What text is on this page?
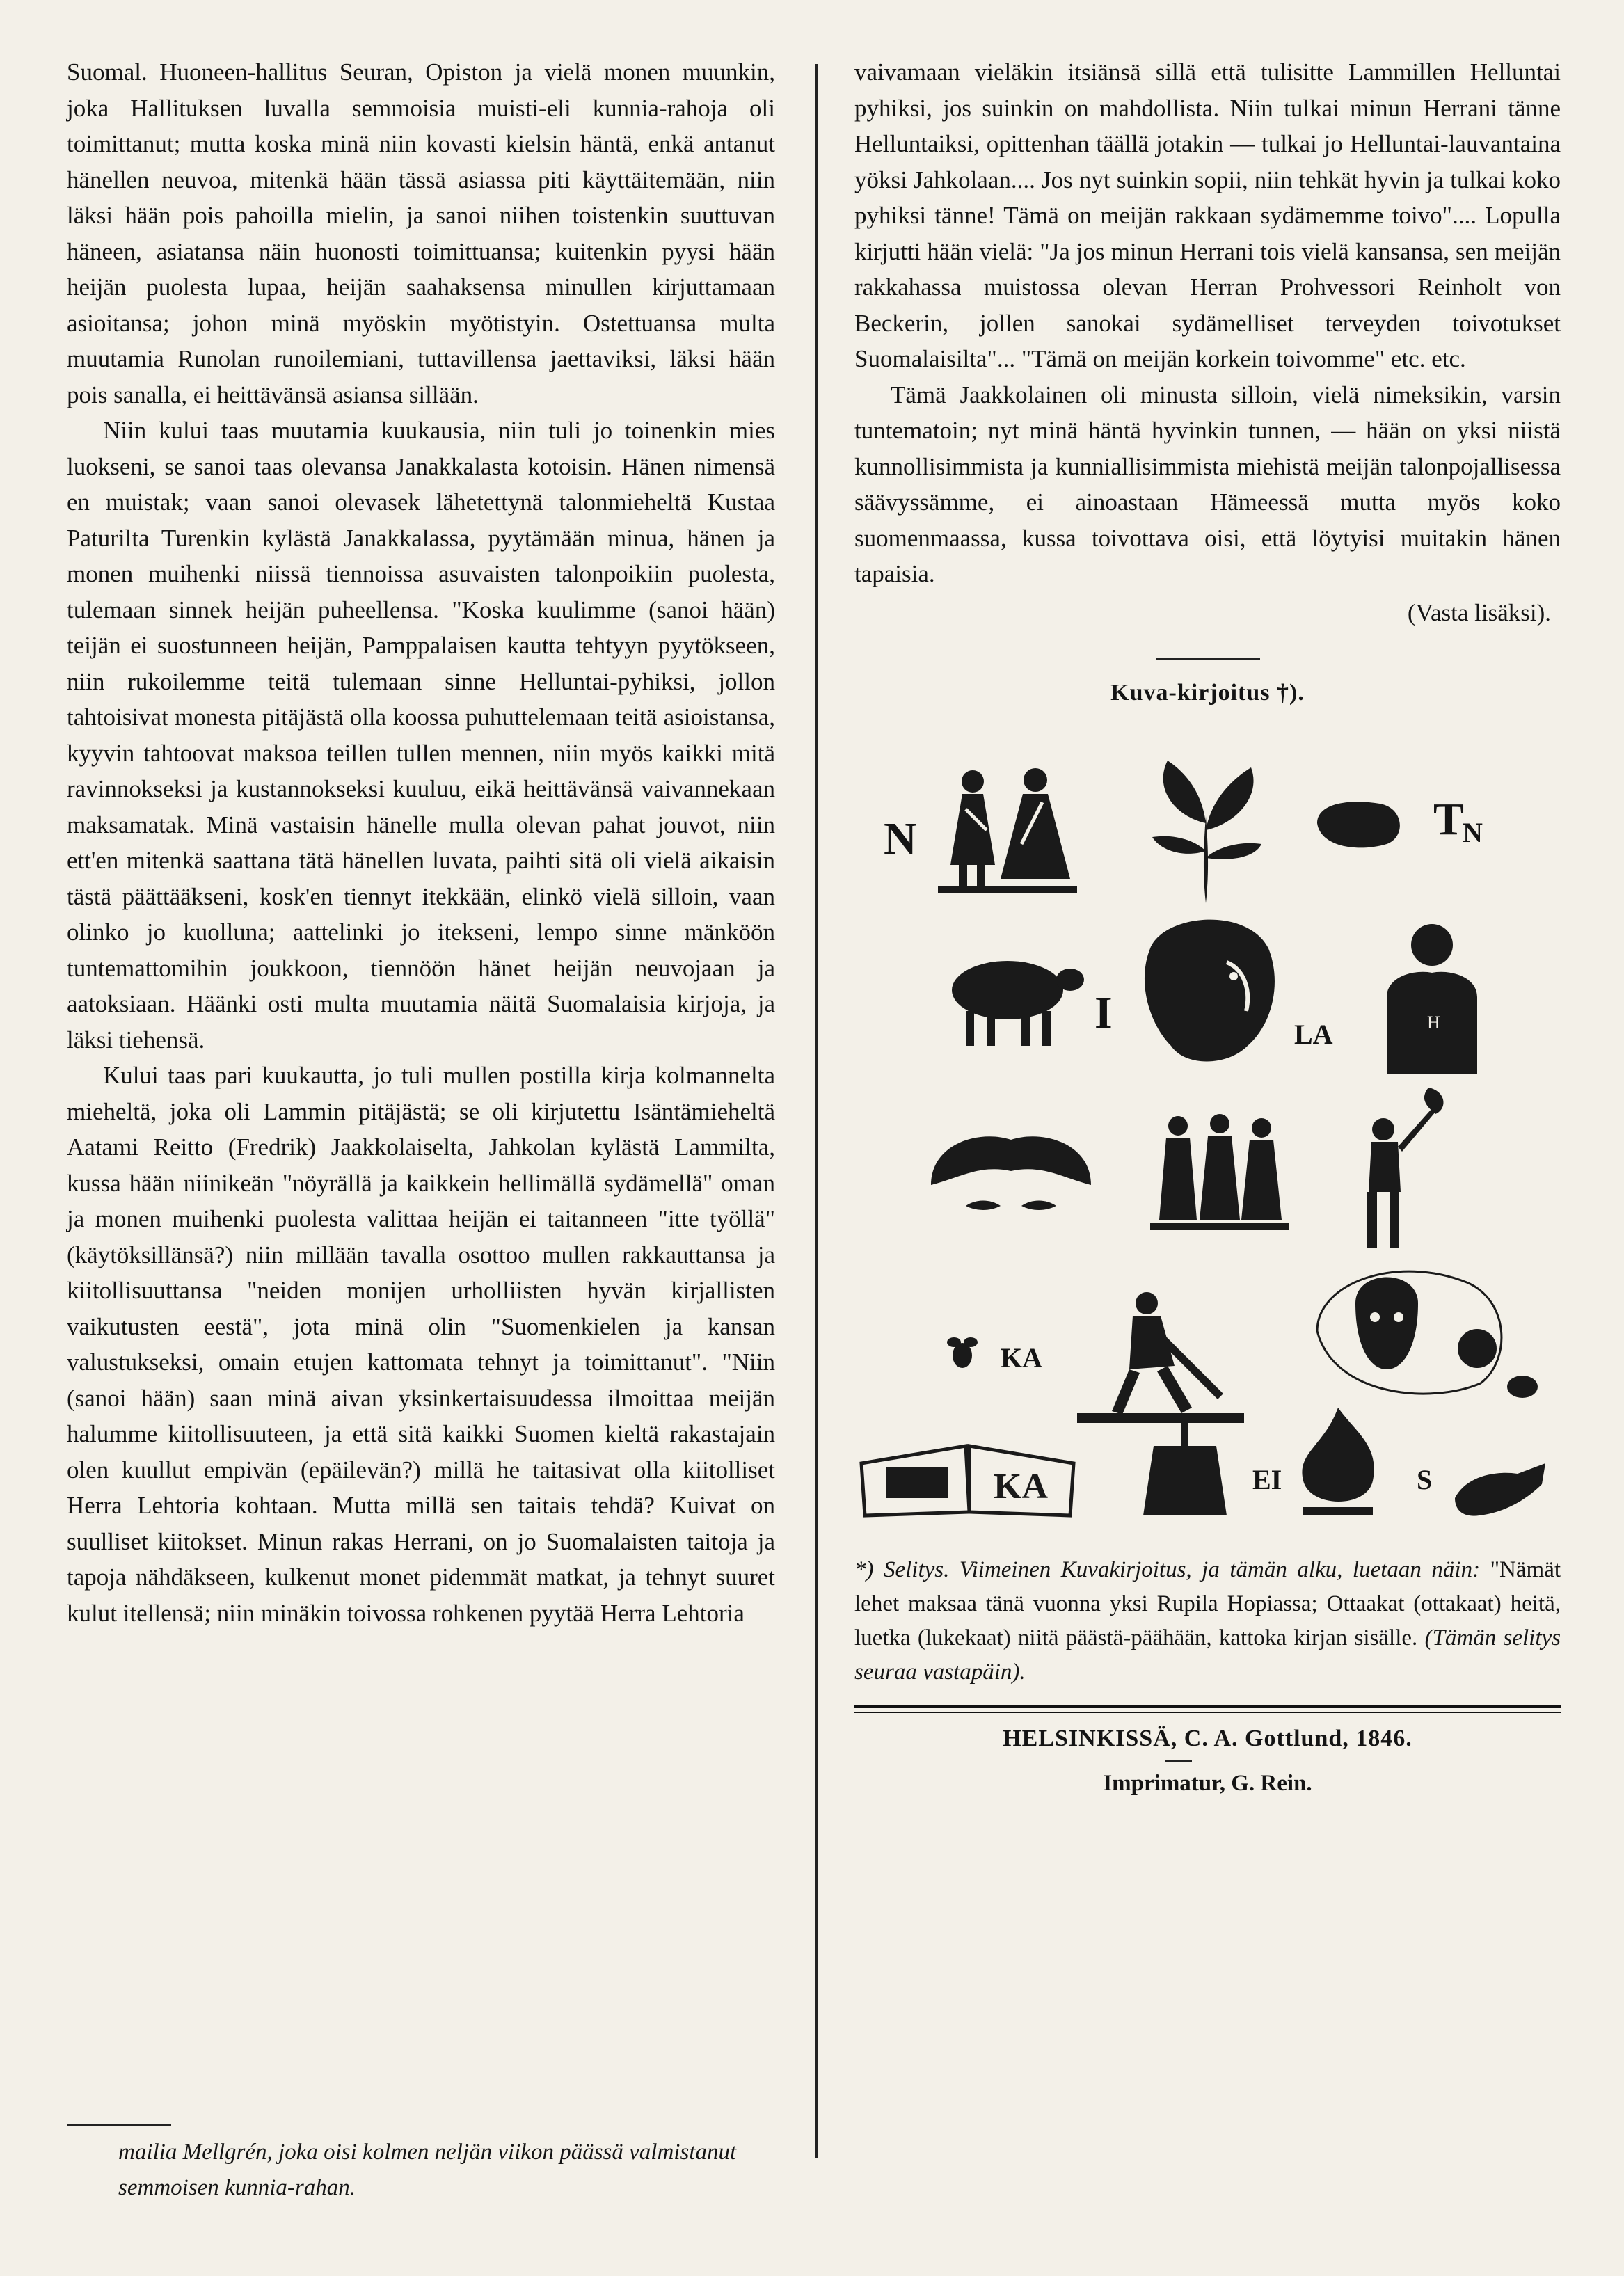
Suomal. Huoneen-hallitus Seuran, Opiston ja vielä monen muunkin, joka Hallituksen luvalla semmoisia muisti-eli kunnia-rahoja oli toimittanut; mutta koska minä niin kovasti kielsin häntä, enkä antanut hänellen neuvoa, mitenkä hään tässä asiassa piti käyttäitemään, niin läksi hään pois pahoilla mielin, ja sanoi niihen toistenkin suuttuvan häneen, asiatansa näin huonosti toimittuansa; kuitenkin pyysi hään heijän puolesta lupaa, heijän saahaksensa minullen kirjuttamaan asioitansa; johon minä myöskin myötistyin. Ostettuansa multa muutamia Runolan runoilemiani, tuttavillensa jaettaviksi, läksi hään pois sanalla, ei heittävänsä asiansa sillään.

Niin kului taas muutamia kuukausia, niin tuli jo toinenkin mies luokseni, se sanoi taas olevansa Janakkalasta kotoisin. Hänen nimensä en muistak; vaan sanoi olevasek lähetettynä talonmieheltä Kustaa Paturilta Turenkin kylästä Janakkalassa, pyytämään minua, hänen ja monen muihenki niissä tiennoissa asuvaisten talonpoikiin puolesta, tulemaan sinnek heijän puheellensa. "Koska kuulimme (sanoi hään) teijän ei suostunneen heijän, Pamppalaisen kautta tehtyyn pyytökseen, niin rukoilemme teitä tulemaan sinne Helluntai-pyhiksi, jollon tahtoisivat monesta pitäjästä olla koossa puhuttelemaan teitä asioistansa, kyyvin tahtoovat maksoa teillen tullen mennen, niin myös kaikki mitä ravinnokseksi ja kustannokseksi kuuluu, eikä heittävänsä vaivannekaan maksamatak. Minä vastaisin hänelle mulla olevan pahat jouvot, niin ett'en mitenkä saattana tätä hänellen luvata, paihti sitä oli vielä aikaisin tästä päättääkseni, kosk'en tiennyt itekkään, elinkö vielä silloin, vaan olinko jo kuolluna; aattelinki jo itekseni, lempo sinne mänköön tuntemattomihin joukkoon, tiennöön hänet heijän neuvojaan ja aatoksiaan. Häänki osti multa muutamia näitä Suomalaisia kirjoja, ja läksi tiehensä.

Kului taas pari kuukautta, jo tuli mullen postilla kirja kolmannelta mieheltä, joka oli Lammin pitäjästä; se oli kirjutettu Isäntämieheltä Aatami Reitto (Fredrik) Jaakkolaiselta, Jahkolan kylästä Lammilta, kussa hään niinikeän "nöyrällä ja kaikkein hellimällä sydämellä" oman ja monen muihenki puolesta valittaa heijän ei taitanneen "itte työllä" (käytöksillänsä?) niin millään tavalla osottoo mullen rakkauttansa ja kiitollisuuttansa "neiden monijen urholliisten hyvän kirjallisten vaikutusten eestä", jota minä olin "Suomenkielen ja kansan valustukseksi, omain etujen kattomata tehnyt ja toimittanut". "Niin (sanoi hään) saan minä aivan yksinkertaisuudessa ilmoittaa meijän halumme kiitollisuuteen, ja että sitä kaikki Suomen kieltä rakastajain olen kuullut empivän (epäilevän?) millä he taitasivat olla kiitolliset Herra Lehtoria kohtaan. Mutta millä sen taitais tehdä? Kuivat on suulliset kiitokset. Minun rakas Herrani, on jo Suomalaisten taitoja ja tapoja nähdäkseen, kulkenut monet pidemmät matkat, ja tehnyt suuret kulut itellensä; niin minäkin toivossa rohkenen pyytää Herra Lehtoria

vaivamaan vieläkin itsiänsä sillä että tulisitte Lammillen Helluntai pyhiksi, jos suinkin on mahdollista. Niin tulkai minun Herrani tänne Helluntaiksi, opittenhan täällä jotakin — tulkai jo Helluntai-lauvantaina yöksi Jahkolaan.... Jos nyt suinkin sopii, niin tehkät hyvin ja tulkai koko pyhiksi tänne! Tämä on meijän rakkaan sydämemme toivo".... Lopulla kirjutti hään vielä: "Ja jos minun Herrani tois vielä kansansa, sen meijän rakkahassa muistossa olevan Herran Prohvessori Reinholt von Beckerin, jollen sanokai sydämelliset terveyden toivotukset Suomalaisilta"... "Tämä on meijän korkein toivomme" etc. etc.

Tämä Jaakkolainen oli minusta silloin, vielä nimeksikin, varsin tuntematoin; nyt minä häntä hyvinkin tunnen, — hään on yksi niistä kunnollisimmista ja kunniallisimmista miehistä meijän talonpojallisessa säävyssämme, ei ainoastaan Hämeessä mutta myös koko suomenmaassa, kussa toivottava oisi, että löytyisi muitakin hänen tapaisia.

(Vasta lisäksi).
Kuva-kirjoitus †).
N	T
N
I	LA	H
KA
KA	EI	S
*) Selitys. Viimeinen Kuvakirjoitus, ja tämän alku, luetaan näin: "Nämät lehet maksaa tänä vuonna yksi Rupila Hopiassa; Ottaakat (ottakaat) heitä, luetka (lukekaat) niitä päästä-päähään, kattoka kirjan sisälle. (Tämän selitys seuraa vastapäin).
HELSINKISSÄ, C. A. Gottlund, 1846.
Imprimatur, G. Rein.
mailia Mellgrén, joka oisi kolmen neljän viikon päässä valmistanut semmoisen kunnia-rahan.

● ● ●

**Given instruction**
Omit the images and transcribe all of the records above word for word.

**Output of the exercise**
What text is on this page?
Suomal. Huoneen-hallitus Seuran, Opiston ja vielä monen muunkin, joka Hallituksen luvalla semmoisia muisti-eli kunnia-rahoja oli toimittanut; mutta koska minä niin kovasti kielsin häntä, enkä antanut hänellen neuvoa, mitenkä hään tässä asiassa piti käyttäitemään, niin läksi hään pois pahoilla mielin, ja sanoi niihen toistenkin suuttuvan häneen, asiatansa näin huonosti toimittuansa; kuitenkin pyysi hään heijän puolesta lupaa, heijän saahaksensa minullen kirjuttamaan asioitansa; johon minä myöskin myötistyin. Ostettuansa multa muutamia Runolan runoilemiani, tuttavillensa jaettaviksi, läksi hään pois sanalla, ei heittävänsä asiansa sillään.

Niin kului taas muutamia kuukausia, niin tuli jo toinenkin mies luokseni, se sanoi taas olevansa Janakkalasta kotoisin. Hänen nimensä en muistak; vaan sanoi olevasek lähetettynä talonmieheltä Kustaa Paturilta Turenkin kylästä Janakkalassa, pyytämään minua, hänen ja monen muihenki niissä tiennoissa asuvaisten talonpoikiin puolesta, tulemaan sinnek heijän puheellensa. "Koska kuulimme (sanoi hään) teijän ei suostunneen heijän, Pamppalaisen kautta tehtyyn pyytökseen, niin rukoilemme teitä tulemaan sinne Helluntai-pyhiksi, jollon tahtoisivat monesta pitäjästä olla koossa puhuttelemaan teitä asioistansa, kyyvin tahtoovat maksoa teillen tullen mennen, niin myös kaikki mitä ravinnokseksi ja kustannokseksi kuuluu, eikä heittävänsä vaivannekaan maksamatak. Minä vastaisin hänelle mulla olevan pahat jouvot, niin ett'en mitenkä saattana tätä hänellen luvata, paihti sitä oli vielä aikaisin tästä päättääkseni, kosk'en tiennyt itekkään, elinkö vielä silloin, vaan olinko jo kuolluna; aattelinki jo itekseni, lempo sinne mänköön tuntemattomihin joukkoon, tiennöön hänet heijän neuvojaan ja aatoksiaan. Häänki osti multa muutamia näitä Suomalaisia kirjoja, ja läksi tiehensä.

Kului taas pari kuukautta, jo tuli mullen postilla kirja kolmannelta mieheltä, joka oli Lammin pitäjästä; se oli kirjutettu Isäntämieheltä Aatami Reitto (Fredrik) Jaakkolaiselta, Jahkolan kylästä Lammilta, kussa hään niinikeän "nöyrällä ja kaikkein hellimällä sydämellä" oman ja monen muihenki puolesta valittaa heijän ei taitanneen "itte työllä" (käytöksillänsä?) niin millään tavalla osottoo mullen rakkauttansa ja kiitollisuuttansa "neiden monijen urholliisten hyvän kirjallisten vaikutusten eestä", jota minä olin "Suomenkielen ja kansan valustukseksi, omain etujen kattomata tehnyt ja toimittanut". "Niin (sanoi hään) saan minä aivan yksinkertaisuudessa ilmoittaa meijän halumme kiitollisuuteen, ja että sitä kaikki Suomen kieltä rakastajain olen kuullut empivän (epäilevän?) millä he taitasivat olla kiitolliset Herra Lehtoria kohtaan. Mutta millä sen taitais tehdä? Kuivat on suulliset kiitokset. Minun rakas Herrani, on jo Suomalaisten taitoja ja tapoja nähdäkseen, kulkenut monet pidemmät matkat, ja tehnyt suuret kulut itellensä; niin minäkin toivossa rohkenen pyytää Herra Lehtoria

vaivamaan vieläkin itsiänsä sillä että tulisitte Lammillen Helluntai pyhiksi, jos suinkin on mahdollista. Niin tulkai minun Herrani tänne Helluntaiksi, opittenhan täällä jotakin — tulkai jo Helluntai-lauvantaina yöksi Jahkolaan.... Jos nyt suinkin sopii, niin tehkät hyvin ja tulkai koko pyhiksi tänne! Tämä on meijän rakkaan sydämemme toivo".... Lopulla kirjutti hään vielä: "Ja jos minun Herrani tois vielä kansansa, sen meijän rakkahassa muistossa olevan Herran Prohvessori Reinholt von Beckerin, jollen sanokai sydämelliset terveyden toivotukset Suomalaisilta"... "Tämä on meijän korkein toivomme" etc. etc.

Tämä Jaakkolainen oli minusta silloin, vielä nimeksikin, varsin tuntematoin; nyt minä häntä hyvinkin tunnen, — hään on yksi niistä kunnollisimmista ja kunniallisimmista miehistä meijän talonpojallisessa säävyssämme, ei ainoastaan Hämeessä mutta myös koko suomenmaassa, kussa toivottava oisi, että löytyisi muitakin hänen tapaisia.

(Vasta lisäksi).
Kuva-kirjoitus †).
N	T
N
I	LA	H
KA
KA	EI	S
*) Selitys. Viimeinen Kuvakirjoitus, ja tämän alku, luetaan näin: "Nämät lehet maksaa tänä vuonna yksi Rupila Hopiassa; Ottaakat (ottakaat) heitä, luetka (lukekaat) niitä päästä-päähään, kattoka kirjan sisälle. (Tämän selitys seuraa vastapäin).
HELSINKISSÄ, C. A. Gottlund, 1846.
Imprimatur, G. Rein.
mailia Mellgrén, joka oisi kolmen neljän viikon päässä valmistanut semmoisen kunnia-rahan.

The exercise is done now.